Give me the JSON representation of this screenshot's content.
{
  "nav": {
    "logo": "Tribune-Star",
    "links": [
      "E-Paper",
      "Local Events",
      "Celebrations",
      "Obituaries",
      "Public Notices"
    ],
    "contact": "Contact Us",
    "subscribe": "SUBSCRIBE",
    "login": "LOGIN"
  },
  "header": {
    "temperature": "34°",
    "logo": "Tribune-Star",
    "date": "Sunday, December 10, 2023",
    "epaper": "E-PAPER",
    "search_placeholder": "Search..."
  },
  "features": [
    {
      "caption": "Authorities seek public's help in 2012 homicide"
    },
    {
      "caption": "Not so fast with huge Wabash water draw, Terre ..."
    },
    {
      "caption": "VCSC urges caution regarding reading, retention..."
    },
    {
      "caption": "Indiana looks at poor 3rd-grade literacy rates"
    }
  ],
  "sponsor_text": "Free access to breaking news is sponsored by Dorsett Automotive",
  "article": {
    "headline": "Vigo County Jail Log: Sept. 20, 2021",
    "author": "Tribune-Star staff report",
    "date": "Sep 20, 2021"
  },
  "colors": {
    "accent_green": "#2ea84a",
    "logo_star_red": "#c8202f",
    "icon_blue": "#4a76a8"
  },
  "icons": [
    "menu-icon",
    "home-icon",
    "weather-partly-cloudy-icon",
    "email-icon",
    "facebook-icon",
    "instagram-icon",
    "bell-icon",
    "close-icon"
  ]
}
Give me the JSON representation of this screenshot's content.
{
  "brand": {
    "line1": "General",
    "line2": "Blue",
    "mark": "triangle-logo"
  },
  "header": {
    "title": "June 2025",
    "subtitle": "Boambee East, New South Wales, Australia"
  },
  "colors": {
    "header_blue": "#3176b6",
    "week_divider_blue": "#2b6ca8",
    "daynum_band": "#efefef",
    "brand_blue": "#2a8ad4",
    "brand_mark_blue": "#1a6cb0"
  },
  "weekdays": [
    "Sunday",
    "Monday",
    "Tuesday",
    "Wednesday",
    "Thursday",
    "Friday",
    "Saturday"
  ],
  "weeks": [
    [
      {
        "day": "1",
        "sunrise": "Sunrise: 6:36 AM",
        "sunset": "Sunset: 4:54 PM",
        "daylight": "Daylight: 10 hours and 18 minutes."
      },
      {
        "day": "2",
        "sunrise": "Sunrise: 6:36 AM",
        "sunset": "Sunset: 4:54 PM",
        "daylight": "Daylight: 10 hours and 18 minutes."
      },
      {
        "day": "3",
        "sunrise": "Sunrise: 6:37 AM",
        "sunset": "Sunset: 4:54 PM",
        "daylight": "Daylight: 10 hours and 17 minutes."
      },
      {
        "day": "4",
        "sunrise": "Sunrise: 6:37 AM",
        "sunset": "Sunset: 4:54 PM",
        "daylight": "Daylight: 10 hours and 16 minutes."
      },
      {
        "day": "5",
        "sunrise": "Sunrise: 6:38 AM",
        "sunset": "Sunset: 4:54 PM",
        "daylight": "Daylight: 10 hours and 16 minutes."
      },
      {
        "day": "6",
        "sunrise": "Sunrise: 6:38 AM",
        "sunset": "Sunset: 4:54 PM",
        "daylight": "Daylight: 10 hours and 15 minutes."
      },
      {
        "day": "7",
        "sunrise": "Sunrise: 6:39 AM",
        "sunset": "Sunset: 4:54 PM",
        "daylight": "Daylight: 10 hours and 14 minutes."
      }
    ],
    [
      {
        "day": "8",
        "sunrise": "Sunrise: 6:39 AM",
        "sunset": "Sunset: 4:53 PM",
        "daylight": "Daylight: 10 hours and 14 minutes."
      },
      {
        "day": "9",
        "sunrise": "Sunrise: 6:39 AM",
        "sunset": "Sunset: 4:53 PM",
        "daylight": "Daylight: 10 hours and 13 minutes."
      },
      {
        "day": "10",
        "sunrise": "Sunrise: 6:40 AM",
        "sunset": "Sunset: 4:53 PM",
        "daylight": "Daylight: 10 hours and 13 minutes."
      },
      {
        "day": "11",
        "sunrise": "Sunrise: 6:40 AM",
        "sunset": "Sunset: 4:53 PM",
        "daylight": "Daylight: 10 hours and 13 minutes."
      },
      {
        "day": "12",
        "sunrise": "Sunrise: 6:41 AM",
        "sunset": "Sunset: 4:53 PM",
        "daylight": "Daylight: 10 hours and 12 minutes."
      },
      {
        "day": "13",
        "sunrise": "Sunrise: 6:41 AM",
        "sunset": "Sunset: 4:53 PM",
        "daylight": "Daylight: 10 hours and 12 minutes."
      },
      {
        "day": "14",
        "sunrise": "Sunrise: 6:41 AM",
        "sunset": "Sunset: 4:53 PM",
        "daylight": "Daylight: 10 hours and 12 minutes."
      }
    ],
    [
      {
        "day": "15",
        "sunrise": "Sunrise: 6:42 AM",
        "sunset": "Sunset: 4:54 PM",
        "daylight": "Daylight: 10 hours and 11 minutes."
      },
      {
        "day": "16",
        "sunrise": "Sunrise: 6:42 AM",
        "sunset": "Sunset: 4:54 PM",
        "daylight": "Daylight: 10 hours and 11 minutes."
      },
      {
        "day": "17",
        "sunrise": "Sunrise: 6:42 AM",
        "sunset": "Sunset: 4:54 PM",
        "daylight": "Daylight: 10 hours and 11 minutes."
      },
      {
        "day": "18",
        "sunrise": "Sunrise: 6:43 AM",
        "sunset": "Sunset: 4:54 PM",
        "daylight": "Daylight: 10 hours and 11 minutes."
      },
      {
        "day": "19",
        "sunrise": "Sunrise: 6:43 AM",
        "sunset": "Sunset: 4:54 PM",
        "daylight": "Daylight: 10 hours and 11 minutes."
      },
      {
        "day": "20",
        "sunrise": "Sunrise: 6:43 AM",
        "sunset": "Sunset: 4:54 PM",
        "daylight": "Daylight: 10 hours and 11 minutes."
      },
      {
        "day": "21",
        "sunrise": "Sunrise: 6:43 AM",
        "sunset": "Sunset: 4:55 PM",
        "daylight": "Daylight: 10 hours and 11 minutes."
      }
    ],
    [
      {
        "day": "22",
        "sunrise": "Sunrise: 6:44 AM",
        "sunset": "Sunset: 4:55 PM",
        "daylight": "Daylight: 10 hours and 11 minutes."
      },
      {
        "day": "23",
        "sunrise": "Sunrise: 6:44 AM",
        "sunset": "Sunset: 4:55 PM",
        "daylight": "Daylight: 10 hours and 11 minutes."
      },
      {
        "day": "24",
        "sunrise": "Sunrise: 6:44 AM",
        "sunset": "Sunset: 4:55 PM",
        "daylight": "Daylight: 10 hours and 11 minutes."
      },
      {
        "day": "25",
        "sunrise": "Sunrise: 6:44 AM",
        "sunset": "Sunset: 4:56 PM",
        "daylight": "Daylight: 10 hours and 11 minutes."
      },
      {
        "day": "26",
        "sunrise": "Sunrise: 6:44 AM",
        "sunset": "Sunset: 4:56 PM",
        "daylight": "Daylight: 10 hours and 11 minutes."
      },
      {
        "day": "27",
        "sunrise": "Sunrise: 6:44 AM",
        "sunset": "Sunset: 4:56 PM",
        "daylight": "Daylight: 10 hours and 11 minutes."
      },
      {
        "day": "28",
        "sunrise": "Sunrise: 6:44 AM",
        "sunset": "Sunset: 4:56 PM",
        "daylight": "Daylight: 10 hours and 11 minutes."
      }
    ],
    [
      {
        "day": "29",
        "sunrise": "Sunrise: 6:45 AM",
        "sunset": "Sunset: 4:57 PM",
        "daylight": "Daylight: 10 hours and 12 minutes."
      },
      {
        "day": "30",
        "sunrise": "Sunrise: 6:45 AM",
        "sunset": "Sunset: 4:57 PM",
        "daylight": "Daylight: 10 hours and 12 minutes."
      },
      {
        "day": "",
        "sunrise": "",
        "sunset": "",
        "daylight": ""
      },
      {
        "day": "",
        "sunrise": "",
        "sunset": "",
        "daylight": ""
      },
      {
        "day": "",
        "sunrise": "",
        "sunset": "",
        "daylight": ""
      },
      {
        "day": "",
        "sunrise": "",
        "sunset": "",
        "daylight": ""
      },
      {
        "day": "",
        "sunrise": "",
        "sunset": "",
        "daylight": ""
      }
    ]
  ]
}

* * * * * * * * *

- **Given problem**
Search the records above for the string "Sunday". Copy every line that contains it.

- **Answer for this exercise**
    "date": "Sunday, December 10, 2023",
    "Sunday",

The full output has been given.